**Cuplikan halaman:**
◆ ◆ ◆ ◆

10. Televion : Televisi sebagai media horror diceritakan di dalam jurnal ini adalah objek mediasi Horror dalam film the ring. Yang digambarkan sebagai salah satu alat untuk mempengaruhi persepsi yang cukup kuat. Dan bisa merubah imaje seseorang dalam waktu yang cukup cepat. Seperti yang diceritakan dalam film the ring bahwa mahluk Horror selalu muncul dari dalam televise yang berarti bahwa dengan television maka kita dapat terhubung dengan dunia lain dan ia bisa menciptakan ketakakutan di dalam benak kita. Juga televise dalam film Horror menyimbolkan bagaiman sulitnya kita menghindarkan politik dalam kehiduapn keseharian.
2. Hal-Hal yang terkait dengan Jurnal Horror Films Face political Evils in Everyday
life dengan Buku Brian MC nair “An Inbtroduction to Political Communication :
The Political In The Age Of Mediation Bab 1
ada tiga elemen penting dalam komunikasi politik. Pertama, political organizations yang diartikan sebagai aktor politik yang tampil ke permukaan karena diinspirasikan melalui 'kendaraan' organisasi atau institusi. Hasil yang diharapkan ditempuh melalui lembaga kekuatan politik, baik yang ada di pemerintahan maupun di lembaga-lembaga perwakilan. Melalui cara ini, kebijakan yang dikehendaki dapat diimplementasikan.
Kedua, citizens, yakni khalayak yang menjadi sasaran komunikasi politik yang didekati dengan cara 'persuasi'. Tanpa khalayak, pesan-pesan komunikasi politik tidak akan ada relevansinya sama sekali. Tujuan akhirnya adalah memberikan efek sesuai dengan isi pesannya.
Ketiga media yang dalam proses komunikasi politik mengemban peran ganda, yakni sebagai sender dan sebagai receiver. Di negara-negara yang menganut sistem politik demokratis, pesan yang disusun harus dikonstruksi oleh wartawan dan kemudian diterima oleh khalayaknya. Fungsinya sebagai transmitters. Karena itu, setiap aktor politik harus memanfaatkan media agar ide-idenya bisa dipahami dan diterima khalayak. Media tidak saja melaporkan kepada khalayak secara netral/impartiality, tetapi juga harus melaporkan secara akurat semua peristiwa yang ada di sekitarnya sebagai political reality. di sinilah fungsi dari film Horror untuk menciptakan sesuatu yang samar samar dan jauh dari alam manusia seolah olah real dan hadir membayangi dalam keseharinnya.

BAB 4 Political Media
Media tidak pernah terlepas dari pretensi politik karena itu ibarat makanan sehat baginya jika dalam dunia perfilman maka kita bisa melihta Hollywood, produsen film terbesar yang menguasai pasaran film di dunia, yang mana telah menjadi corong bagi nasionalisme USA. Banyak film-film Hollywood yang kemudian menjadi kasus bagi peradaban lain.
Salah satu pemikir sosial dari Amerika Serikat, Noam Chomsky, di berbagai literatur menyebutkan bahwa Washington menghabiskan dana satu milyar dollar setiap tahunnya untuk kepentingan propaganda atau humas. Tujuannya tak lain agar dapat mengontrol jaringan media massa dunia dan menjadikannya sebagai dominator arus informasi dunia.

◆ ◆ ◆ ◆

**Daftar butir:**
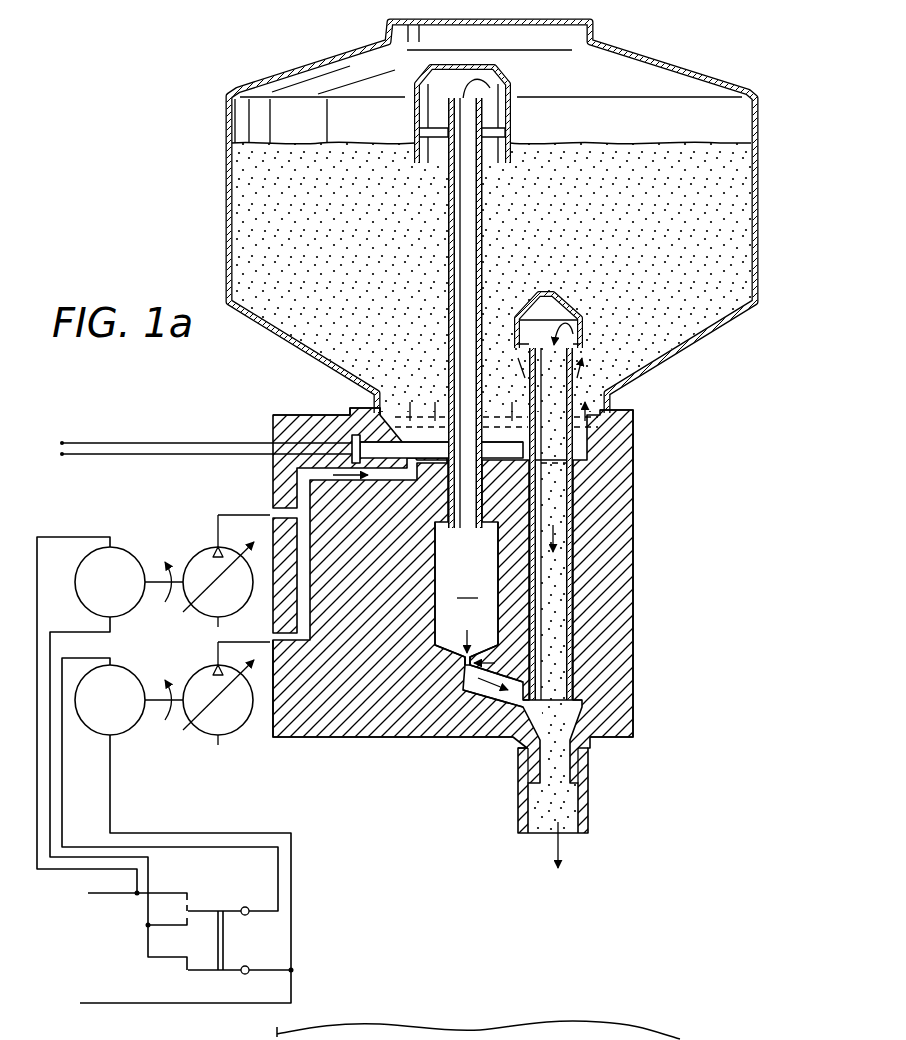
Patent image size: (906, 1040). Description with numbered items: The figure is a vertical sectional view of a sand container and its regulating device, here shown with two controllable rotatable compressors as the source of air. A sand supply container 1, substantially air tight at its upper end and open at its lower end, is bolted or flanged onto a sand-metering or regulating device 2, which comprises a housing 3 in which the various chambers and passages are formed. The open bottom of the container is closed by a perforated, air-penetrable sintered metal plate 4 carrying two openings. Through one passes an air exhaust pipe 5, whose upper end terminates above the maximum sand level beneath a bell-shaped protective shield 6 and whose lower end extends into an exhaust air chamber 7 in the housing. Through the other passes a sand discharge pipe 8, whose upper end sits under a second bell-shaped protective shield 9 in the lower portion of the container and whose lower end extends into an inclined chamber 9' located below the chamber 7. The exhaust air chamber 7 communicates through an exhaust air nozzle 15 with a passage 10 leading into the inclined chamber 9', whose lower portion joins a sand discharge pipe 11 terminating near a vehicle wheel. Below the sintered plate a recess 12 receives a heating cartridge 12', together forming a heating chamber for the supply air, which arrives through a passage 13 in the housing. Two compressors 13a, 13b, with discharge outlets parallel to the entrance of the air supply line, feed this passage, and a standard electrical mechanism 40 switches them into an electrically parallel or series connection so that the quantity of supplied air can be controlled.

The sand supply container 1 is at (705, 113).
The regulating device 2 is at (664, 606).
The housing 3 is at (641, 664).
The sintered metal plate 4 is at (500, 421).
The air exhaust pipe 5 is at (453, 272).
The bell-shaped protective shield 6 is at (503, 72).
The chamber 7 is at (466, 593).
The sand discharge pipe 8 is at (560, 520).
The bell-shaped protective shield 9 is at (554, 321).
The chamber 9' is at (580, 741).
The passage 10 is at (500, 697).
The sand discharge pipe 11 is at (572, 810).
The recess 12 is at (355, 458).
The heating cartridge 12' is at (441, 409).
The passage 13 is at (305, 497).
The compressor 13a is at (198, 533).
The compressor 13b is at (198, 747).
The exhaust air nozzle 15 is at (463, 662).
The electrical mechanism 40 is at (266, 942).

◆ ◆ ◆ ◆

**Tugas singkat:** Bisakah Anda menulis ulang bagian cuplikan halaman antara "2. Hal-Hal yang" dan "dikehendaki dapat diimplementasikan.", termasuk keduanya, dengan menukar "lembaga kekuatan politik" menjadi "partai politik"? Kerjakan hanya berdasarkan cuplikan halaman di atas.

**Tugas yang selesai:**
2. Hal-Hal yang terkait dengan Jurnal Horror Films Face political Evils in Everyday
life dengan Buku Brian MC nair “An Inbtroduction to Political Communication :
The Political In The Age Of Mediation Bab 1
ada tiga elemen penting dalam komunikasi politik. Pertama, political organizations yang diartikan sebagai aktor politik yang tampil ke permukaan karena diinspirasikan melalui 'kendaraan' organisasi atau institusi. Hasil yang diharapkan ditempuh melalui partai politik, baik yang ada di pemerintahan maupun di lembaga-lembaga perwakilan. Melalui cara ini, kebijakan yang dikehendaki dapat diimplementasikan.